> **EXERCISE TASK**:
Return every record below exactly as written, omitting any pictures.

[Stored records]
»»

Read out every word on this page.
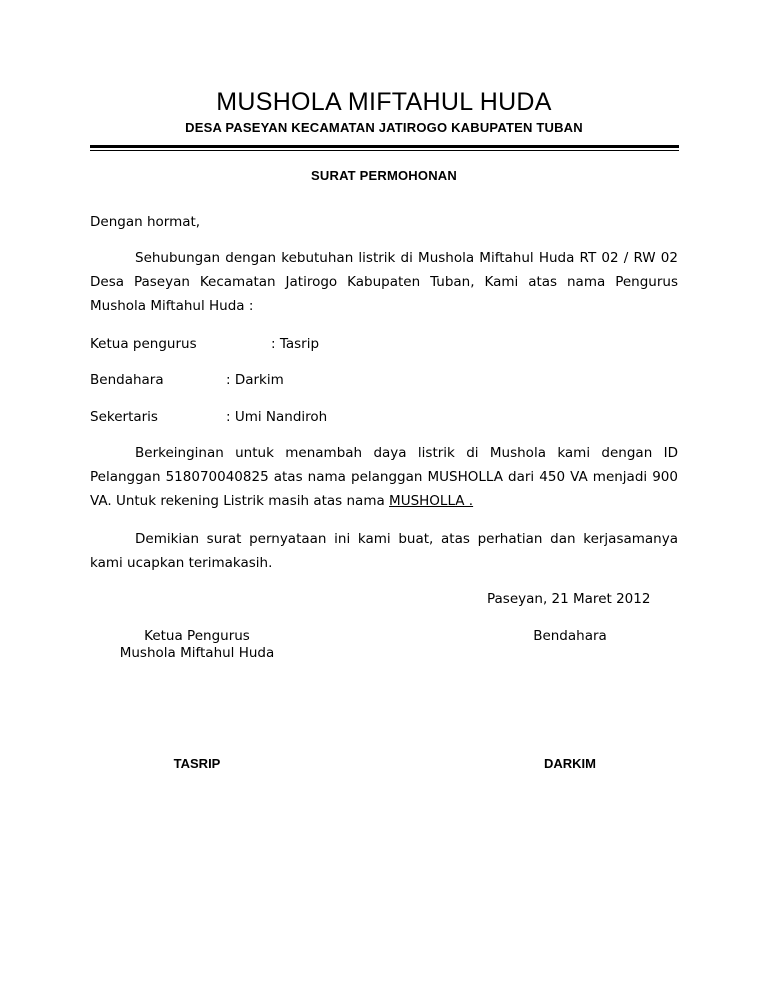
MUSHOLA MIFTAHUL HUDA
DESA PASEYAN KECAMATAN JATIROGO KABUPATEN TUBAN
SURAT PERMOHONAN
Dengan hormat,
Sehubungan dengan kebutuhan listrik di Mushola Miftahul Huda RT 02 / RW 02 Desa Paseyan Kecamatan Jatirogo Kabupaten Tuban, Kami atas nama Pengurus Mushola Miftahul Huda :
Ketua pengurus	: Tasrip
Bendahara	: Darkim
Sekertaris	: Umi Nandiroh
Berkeinginan untuk menambah daya listrik di Mushola kami dengan ID Pelanggan 518070040825 atas nama pelanggan MUSHOLLA dari 450 VA menjadi 900 VA. Untuk rekening Listrik masih atas nama MUSHOLLA .
Demikian surat pernyataan ini kami buat, atas perhatian dan kerjasamanya kami ucapkan terimakasih.
Paseyan, 21 Maret 2012
Ketua Pengurus
Mushola Miftahul Huda
Bendahara
TASRIP	DARKIM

««

> **TASK SOLUTION**:
Read out every word on this page.
MUSHOLA MIFTAHUL HUDA
DESA PASEYAN KECAMATAN JATIROGO KABUPATEN TUBAN
SURAT PERMOHONAN
Dengan hormat,
Sehubungan dengan kebutuhan listrik di Mushola Miftahul Huda RT 02 / RW 02 Desa Paseyan Kecamatan Jatirogo Kabupaten Tuban, Kami atas nama Pengurus Mushola Miftahul Huda :
Ketua pengurus	: Tasrip
Bendahara	: Darkim
Sekertaris	: Umi Nandiroh
Berkeinginan untuk menambah daya listrik di Mushola kami dengan ID Pelanggan 518070040825 atas nama pelanggan MUSHOLLA dari 450 VA menjadi 900 VA. Untuk rekening Listrik masih atas nama MUSHOLLA .
Demikian surat pernyataan ini kami buat, atas perhatian dan kerjasamanya kami ucapkan terimakasih.
Paseyan, 21 Maret 2012
Ketua Pengurus
Mushola Miftahul Huda
Bendahara
TASRIP	DARKIM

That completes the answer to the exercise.